Stored dataset items:
________________________________________
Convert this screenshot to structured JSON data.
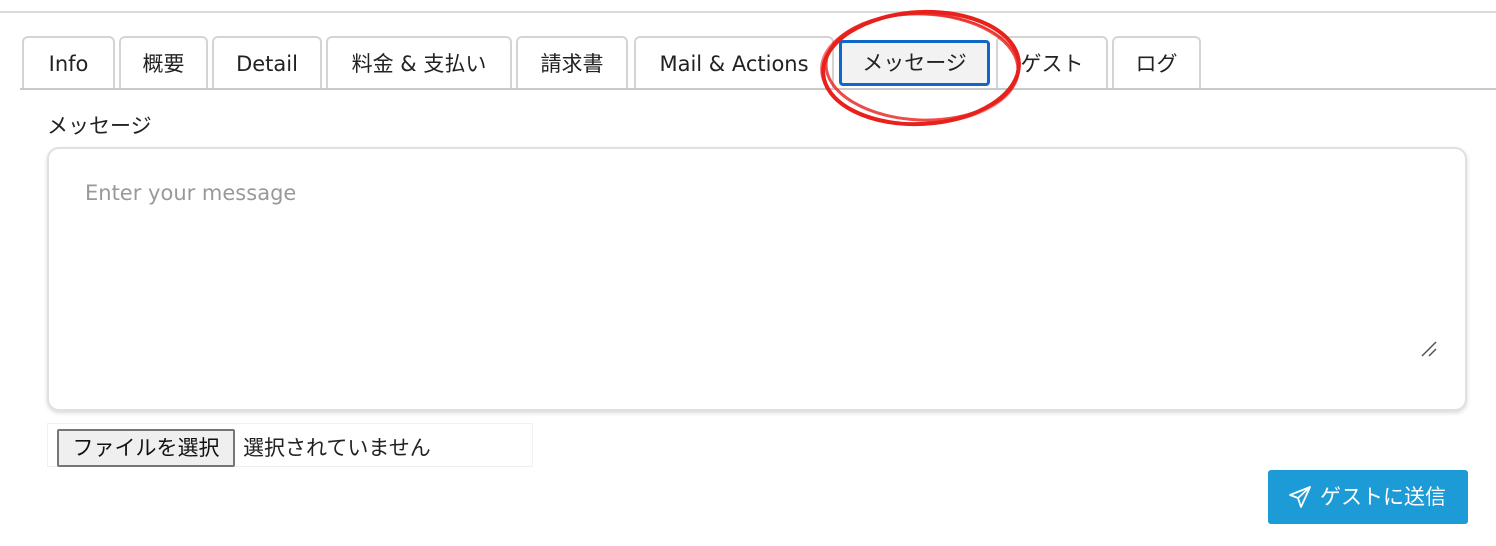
{
  "tabs": [
    {
      "label": "Info"
    },
    {
      "label": "概要"
    },
    {
      "label": "Detail"
    },
    {
      "label": "料金 & 支払い"
    },
    {
      "label": "請求書"
    },
    {
      "label": "Mail & Actions"
    },
    {
      "label": "メッセージ",
      "active": true
    },
    {
      "label": "ゲスト"
    },
    {
      "label": "ログ"
    }
  ],
  "message": {
    "label": "メッセージ",
    "placeholder": "Enter your message",
    "value": ""
  },
  "file_input": {
    "button_label": "ファイルを選択",
    "status": "選択されていません"
  },
  "send_button": {
    "label": "ゲストに送信",
    "icon": "paper-plane-icon",
    "color": "#1d9bd6"
  },
  "colors": {
    "active_tab_border": "#1167c8",
    "annotation": "#e8211c"
  }
}
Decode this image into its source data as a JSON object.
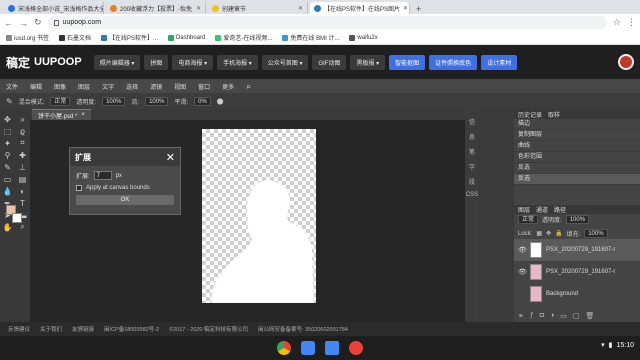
{
  "browser": {
    "tabs": [
      {
        "title": "宋浅格全部小说_宋浅格作品大全",
        "active": false,
        "color": "#1a73e8"
      },
      {
        "title": "200收藏浮力【投票】-怡免",
        "active": false,
        "color": "#e67e22"
      },
      {
        "title": "创建章节",
        "active": false,
        "color": "#f1c40f"
      },
      {
        "title": "【在线PS软件】在线PS图片",
        "active": true,
        "color": "#2980b9"
      }
    ],
    "new_tab": "+",
    "url": "uupoop.com",
    "bookmarks": [
      "iusd.org 书签",
      "石墨文档",
      "【在线PS软件】...",
      "Dashboard",
      "爱奇艺-在线视频...",
      "免费在线 BMI 计...",
      "waifu2x"
    ]
  },
  "app": {
    "logo_cn": "稿定",
    "logo_en": "UUPOOP",
    "nav": [
      "照片编辑器 ▾",
      "拼图",
      "电商海报 ▾",
      "手机海报 ▾",
      "公众号首图 ▾",
      "GIF动图",
      "黑板报 ▾"
    ],
    "nav_blue": [
      "智能抠图",
      "证件照换底色",
      "设计素材"
    ]
  },
  "menu": [
    "文件",
    "编辑",
    "图像",
    "图层",
    "文字",
    "选择",
    "滤镜",
    "视图",
    "窗口",
    "更多"
  ],
  "options": {
    "blend_label": "混合模式:",
    "blend_value": "正常",
    "opacity_label": "透明度:",
    "opacity_value": "100%",
    "flow_label": "流:",
    "flow_value": "100%",
    "smooth_label": "平滑:",
    "smooth_value": "0%"
  },
  "document": {
    "tab_title": "饼干小屋.psd *",
    "close": "×"
  },
  "dialog": {
    "title": "扩展",
    "close": "✕",
    "expand_label": "扩展:",
    "expand_value": "7",
    "unit": "px",
    "apply_label": "Apply at canvas bounds",
    "ok_label": "OK"
  },
  "sidecol": [
    "信",
    "息",
    "笔",
    "字",
    "段",
    "CSS"
  ],
  "history": {
    "tabs": [
      "历史记录",
      "取样"
    ],
    "items": [
      "描边",
      "复制图层",
      "曲线",
      "色彩范围",
      "反选",
      "反选"
    ]
  },
  "layers": {
    "tabs": [
      "图层",
      "通道",
      "路径"
    ],
    "blend": "正常",
    "opacity_label": "透明度:",
    "opacity": "100%",
    "lock_label": "Lock:",
    "fill_label": "填充:",
    "fill": "100%",
    "items": [
      {
        "name": "PSX_20200729_191607-r",
        "selected": true
      },
      {
        "name": "PSX_20200729_191607-r",
        "selected": false
      },
      {
        "name": "Background",
        "selected": false
      }
    ]
  },
  "footer": [
    "反馈建议",
    "关于我们",
    "友情链接",
    "闽ICP备18003982号-2",
    "©2017 - 2020 稿定科技有限公司",
    "闽公网安备备案号: 35020602001784"
  ],
  "shelf": {
    "time": "15:10"
  }
}
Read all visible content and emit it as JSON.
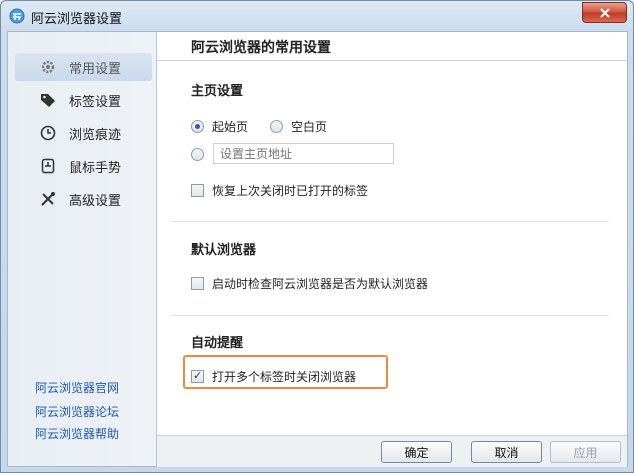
{
  "window": {
    "title": "阿云浏览器设置"
  },
  "sidebar": {
    "items": [
      {
        "label": "常用设置",
        "icon": "gear-icon",
        "active": true
      },
      {
        "label": "标签设置",
        "icon": "tag-icon"
      },
      {
        "label": "浏览痕迹",
        "icon": "clock-icon"
      },
      {
        "label": "鼠标手势",
        "icon": "mouse-gesture-icon"
      },
      {
        "label": "高级设置",
        "icon": "tools-icon"
      }
    ],
    "links": [
      "阿云浏览器官网",
      "阿云浏览器论坛",
      "阿云浏览器帮助"
    ]
  },
  "content": {
    "title": "阿云浏览器的常用设置",
    "homepage": {
      "title": "主页设置",
      "start_page": "起始页",
      "blank_page": "空白页",
      "url_placeholder": "设置主页地址",
      "restore_tabs": "恢复上次关闭时已打开的标签"
    },
    "default_browser": {
      "title": "默认浏览器",
      "check_default": "启动时检查阿云浏览器是否为默认浏览器"
    },
    "reminder": {
      "title": "自动提醒",
      "close_multi_tabs": "打开多个标签时关闭浏览器"
    }
  },
  "footer": {
    "ok": "确定",
    "cancel": "取消",
    "apply": "应用"
  },
  "colors": {
    "accent": "#2b5ea8",
    "highlight": "#f08a3a",
    "link": "#1a5aa8"
  }
}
________________________________________
_Problem to solve_: Sift through the entries and copy every line with "this".

_Response to the task_:
Convert this screenshot to structured JSON data.
Decode this image into its source data as a JSON object.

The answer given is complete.